Exercise description:
Return all lines with the word "fabric" in them.

------ Rows

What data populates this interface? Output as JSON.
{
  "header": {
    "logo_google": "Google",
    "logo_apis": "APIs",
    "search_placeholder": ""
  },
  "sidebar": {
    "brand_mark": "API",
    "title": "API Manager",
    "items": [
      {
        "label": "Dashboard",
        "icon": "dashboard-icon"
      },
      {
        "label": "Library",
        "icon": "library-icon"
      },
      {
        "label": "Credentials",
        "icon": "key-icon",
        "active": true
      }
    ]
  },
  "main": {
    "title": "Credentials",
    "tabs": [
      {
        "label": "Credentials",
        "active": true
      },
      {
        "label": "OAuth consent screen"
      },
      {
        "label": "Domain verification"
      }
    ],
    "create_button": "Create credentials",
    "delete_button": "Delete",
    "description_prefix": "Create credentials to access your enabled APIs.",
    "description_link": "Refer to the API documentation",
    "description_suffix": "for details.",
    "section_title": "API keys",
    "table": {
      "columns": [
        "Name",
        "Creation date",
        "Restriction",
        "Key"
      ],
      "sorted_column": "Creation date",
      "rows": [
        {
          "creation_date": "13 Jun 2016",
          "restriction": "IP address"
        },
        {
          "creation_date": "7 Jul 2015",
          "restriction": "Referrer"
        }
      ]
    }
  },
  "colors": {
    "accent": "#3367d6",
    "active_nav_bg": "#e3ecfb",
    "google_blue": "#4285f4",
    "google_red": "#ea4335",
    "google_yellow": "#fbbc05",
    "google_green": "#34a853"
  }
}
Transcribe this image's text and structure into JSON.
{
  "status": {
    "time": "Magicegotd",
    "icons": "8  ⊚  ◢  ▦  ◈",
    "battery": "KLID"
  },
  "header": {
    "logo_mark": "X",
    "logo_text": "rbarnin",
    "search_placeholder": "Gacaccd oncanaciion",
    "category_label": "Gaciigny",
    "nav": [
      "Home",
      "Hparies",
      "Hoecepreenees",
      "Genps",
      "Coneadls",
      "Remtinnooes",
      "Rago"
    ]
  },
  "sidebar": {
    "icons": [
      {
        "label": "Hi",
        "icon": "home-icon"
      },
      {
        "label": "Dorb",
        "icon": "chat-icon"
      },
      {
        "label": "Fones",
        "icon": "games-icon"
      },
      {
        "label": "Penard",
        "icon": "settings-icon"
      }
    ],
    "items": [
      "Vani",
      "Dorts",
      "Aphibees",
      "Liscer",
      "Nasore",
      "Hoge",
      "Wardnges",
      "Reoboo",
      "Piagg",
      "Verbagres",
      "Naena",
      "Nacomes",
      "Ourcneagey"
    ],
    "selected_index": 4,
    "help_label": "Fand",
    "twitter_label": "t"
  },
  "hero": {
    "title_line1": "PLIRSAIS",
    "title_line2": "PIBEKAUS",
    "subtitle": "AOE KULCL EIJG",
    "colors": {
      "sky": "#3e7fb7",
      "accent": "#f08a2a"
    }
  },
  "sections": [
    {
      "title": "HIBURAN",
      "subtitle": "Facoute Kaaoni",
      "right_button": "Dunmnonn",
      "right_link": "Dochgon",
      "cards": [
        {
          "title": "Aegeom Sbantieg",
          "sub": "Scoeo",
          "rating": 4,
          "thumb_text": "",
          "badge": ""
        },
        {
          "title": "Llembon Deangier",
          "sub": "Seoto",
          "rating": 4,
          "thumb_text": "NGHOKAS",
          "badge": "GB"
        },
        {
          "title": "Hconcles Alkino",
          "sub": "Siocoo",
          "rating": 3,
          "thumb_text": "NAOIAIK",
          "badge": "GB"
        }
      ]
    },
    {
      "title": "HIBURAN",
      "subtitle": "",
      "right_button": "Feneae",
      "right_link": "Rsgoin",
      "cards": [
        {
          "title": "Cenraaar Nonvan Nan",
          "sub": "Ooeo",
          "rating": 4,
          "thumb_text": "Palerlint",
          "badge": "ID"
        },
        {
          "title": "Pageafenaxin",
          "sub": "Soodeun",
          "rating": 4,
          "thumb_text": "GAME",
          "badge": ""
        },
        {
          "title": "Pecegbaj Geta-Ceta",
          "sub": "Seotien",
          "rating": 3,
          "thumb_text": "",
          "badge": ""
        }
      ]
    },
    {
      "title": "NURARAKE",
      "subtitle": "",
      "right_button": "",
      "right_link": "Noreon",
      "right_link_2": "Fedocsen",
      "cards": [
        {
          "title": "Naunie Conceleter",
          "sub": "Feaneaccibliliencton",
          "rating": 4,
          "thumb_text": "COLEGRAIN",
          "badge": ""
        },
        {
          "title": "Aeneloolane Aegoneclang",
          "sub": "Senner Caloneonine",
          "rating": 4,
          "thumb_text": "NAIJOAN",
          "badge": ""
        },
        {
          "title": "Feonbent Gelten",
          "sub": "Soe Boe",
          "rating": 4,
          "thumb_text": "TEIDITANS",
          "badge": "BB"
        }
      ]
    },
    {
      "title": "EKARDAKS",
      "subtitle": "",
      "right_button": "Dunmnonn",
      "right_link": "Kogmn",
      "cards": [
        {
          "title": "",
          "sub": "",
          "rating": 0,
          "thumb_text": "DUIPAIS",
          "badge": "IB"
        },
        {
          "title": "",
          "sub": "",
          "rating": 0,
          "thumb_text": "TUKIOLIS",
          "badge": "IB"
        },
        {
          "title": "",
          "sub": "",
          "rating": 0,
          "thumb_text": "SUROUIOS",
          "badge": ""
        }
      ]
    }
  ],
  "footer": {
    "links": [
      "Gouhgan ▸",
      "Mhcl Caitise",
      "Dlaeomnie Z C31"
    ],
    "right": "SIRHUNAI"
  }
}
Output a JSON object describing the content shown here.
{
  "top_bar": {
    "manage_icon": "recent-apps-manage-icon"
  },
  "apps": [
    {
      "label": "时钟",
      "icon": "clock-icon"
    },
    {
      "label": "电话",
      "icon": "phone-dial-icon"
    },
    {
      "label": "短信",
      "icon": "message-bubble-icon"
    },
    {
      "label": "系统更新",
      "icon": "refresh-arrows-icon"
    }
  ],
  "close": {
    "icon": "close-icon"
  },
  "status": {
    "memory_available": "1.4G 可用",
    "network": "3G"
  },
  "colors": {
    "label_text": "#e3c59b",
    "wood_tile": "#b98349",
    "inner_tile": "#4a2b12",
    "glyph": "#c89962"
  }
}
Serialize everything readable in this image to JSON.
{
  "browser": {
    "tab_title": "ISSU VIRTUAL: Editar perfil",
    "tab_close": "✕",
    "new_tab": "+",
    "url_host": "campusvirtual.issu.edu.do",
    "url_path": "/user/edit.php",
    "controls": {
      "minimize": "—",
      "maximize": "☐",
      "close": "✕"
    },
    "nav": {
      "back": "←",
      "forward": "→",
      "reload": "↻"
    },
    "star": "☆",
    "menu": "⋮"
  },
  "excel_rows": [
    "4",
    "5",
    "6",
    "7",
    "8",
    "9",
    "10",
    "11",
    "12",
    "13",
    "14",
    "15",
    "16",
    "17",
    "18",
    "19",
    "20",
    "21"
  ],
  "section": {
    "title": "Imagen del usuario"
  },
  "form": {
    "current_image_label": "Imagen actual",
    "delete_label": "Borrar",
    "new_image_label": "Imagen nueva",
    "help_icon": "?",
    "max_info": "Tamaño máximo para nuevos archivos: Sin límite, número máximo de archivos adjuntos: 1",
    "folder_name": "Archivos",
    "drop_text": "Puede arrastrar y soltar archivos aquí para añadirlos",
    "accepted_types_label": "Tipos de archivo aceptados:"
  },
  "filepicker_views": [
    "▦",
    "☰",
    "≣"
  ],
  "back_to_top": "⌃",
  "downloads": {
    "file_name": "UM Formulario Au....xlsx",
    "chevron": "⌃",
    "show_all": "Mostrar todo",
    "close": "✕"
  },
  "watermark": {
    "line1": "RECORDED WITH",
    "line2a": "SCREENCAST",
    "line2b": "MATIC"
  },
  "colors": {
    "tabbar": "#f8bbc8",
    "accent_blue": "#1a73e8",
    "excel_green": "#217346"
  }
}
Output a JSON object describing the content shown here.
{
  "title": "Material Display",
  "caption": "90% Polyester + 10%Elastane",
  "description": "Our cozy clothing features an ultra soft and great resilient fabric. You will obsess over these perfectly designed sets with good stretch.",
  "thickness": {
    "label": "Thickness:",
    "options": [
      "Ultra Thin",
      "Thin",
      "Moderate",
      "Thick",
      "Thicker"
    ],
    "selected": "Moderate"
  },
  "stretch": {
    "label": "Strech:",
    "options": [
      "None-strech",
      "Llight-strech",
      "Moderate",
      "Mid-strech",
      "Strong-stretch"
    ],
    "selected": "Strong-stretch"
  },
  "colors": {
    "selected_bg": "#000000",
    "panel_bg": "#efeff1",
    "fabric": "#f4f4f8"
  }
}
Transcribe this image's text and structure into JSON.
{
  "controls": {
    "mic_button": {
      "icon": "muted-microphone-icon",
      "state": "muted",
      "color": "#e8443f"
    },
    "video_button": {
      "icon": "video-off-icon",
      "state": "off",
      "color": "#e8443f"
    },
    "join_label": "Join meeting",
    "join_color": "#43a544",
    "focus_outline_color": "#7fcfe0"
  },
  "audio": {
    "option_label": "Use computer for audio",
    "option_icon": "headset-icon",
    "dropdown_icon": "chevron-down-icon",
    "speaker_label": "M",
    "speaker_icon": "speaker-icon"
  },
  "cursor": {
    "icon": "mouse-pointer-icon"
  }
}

------------

The output:
  "description": "Our cozy clothing features an ultra soft and great resilient fabric. You will obsess over these perfectly designed sets with good stretch.",
    "fabric": "#f4f4f8"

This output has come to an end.